__INFORMATION PROVIDED__
----

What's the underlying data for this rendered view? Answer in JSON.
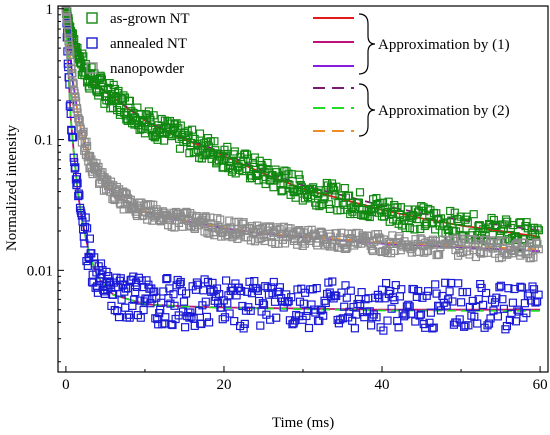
{
  "chart_data": {
    "type": "scatter",
    "title": "",
    "xlabel": "Time (ms)",
    "ylabel": "Normalized intensity",
    "xlim": [
      -1,
      61
    ],
    "ylim": [
      0.00167,
      1.05
    ],
    "yscale": "log",
    "grid": false,
    "legend_position": "top-left",
    "x_ticks": [
      0,
      20,
      40,
      60
    ],
    "x_tick_labels": [
      "0",
      "20",
      "40",
      "60"
    ],
    "y_ticks": [
      1,
      0.1,
      0.01
    ],
    "y_tick_labels": [
      "1",
      "0.1",
      "0.01"
    ],
    "series": [
      {
        "name": "as-grown NT",
        "marker": "open-square",
        "color": "#118811",
        "x": [
          0,
          0.5,
          1,
          1.5,
          2,
          3,
          4,
          5,
          6,
          8,
          10,
          12,
          15,
          18,
          20,
          25,
          30,
          35,
          40,
          45,
          50,
          55,
          60
        ],
        "y": [
          1.0,
          0.72,
          0.55,
          0.45,
          0.38,
          0.3,
          0.26,
          0.23,
          0.21,
          0.17,
          0.14,
          0.12,
          0.1,
          0.085,
          0.075,
          0.055,
          0.042,
          0.035,
          0.029,
          0.025,
          0.022,
          0.02,
          0.018
        ]
      },
      {
        "name": "annealed NT",
        "marker": "open-square",
        "color": "#1b1bd6",
        "x": [
          0,
          0.3,
          0.6,
          1,
          1.5,
          2,
          2.5,
          3,
          4,
          5,
          6,
          8,
          10,
          15,
          20,
          30,
          40,
          50,
          60
        ],
        "y": [
          1.0,
          0.35,
          0.15,
          0.08,
          0.04,
          0.025,
          0.018,
          0.013,
          0.009,
          0.0075,
          0.0065,
          0.006,
          0.0055,
          0.0053,
          0.0052,
          0.0051,
          0.005,
          0.005,
          0.005
        ]
      },
      {
        "name": "nanopowder",
        "marker": "open-square",
        "color": "#8c8c8c",
        "x": [
          0,
          0.5,
          1,
          1.5,
          2,
          3,
          4,
          5,
          6,
          8,
          10,
          15,
          20,
          25,
          30,
          40,
          50,
          60
        ],
        "y": [
          1.0,
          0.45,
          0.25,
          0.16,
          0.11,
          0.07,
          0.055,
          0.045,
          0.039,
          0.032,
          0.028,
          0.024,
          0.021,
          0.019,
          0.018,
          0.016,
          0.015,
          0.014
        ]
      }
    ],
    "fits": [
      {
        "group": "Approximation by (1)",
        "color": "#e31a1a",
        "dash": "solid"
      },
      {
        "group": "Approximation by (1)",
        "color": "#c0107a",
        "dash": "solid"
      },
      {
        "group": "Approximation by (1)",
        "color": "#8a1bdc",
        "dash": "solid"
      },
      {
        "group": "Approximation by (2)",
        "color": "#7a1a6e",
        "dash": "dashed"
      },
      {
        "group": "Approximation by (2)",
        "color": "#22dd22",
        "dash": "dashed"
      },
      {
        "group": "Approximation by (2)",
        "color": "#f08c28",
        "dash": "dashed"
      }
    ],
    "annotations": [
      "Approximation by (1)",
      "Approximation by (2)"
    ]
  }
}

----

__JOB__
Copy out each line of the records where the string "color" appears.

__RESULT FOR THIS TASK__
        "color": "#118811",
        "color": "#1b1bd6",
        "color": "#8c8c8c",
        "color": "#e31a1a",
        "color": "#c0107a",
        "color": "#8a1bdc",
        "color": "#7a1a6e",
        "color": "#22dd22",
        "color": "#f08c28",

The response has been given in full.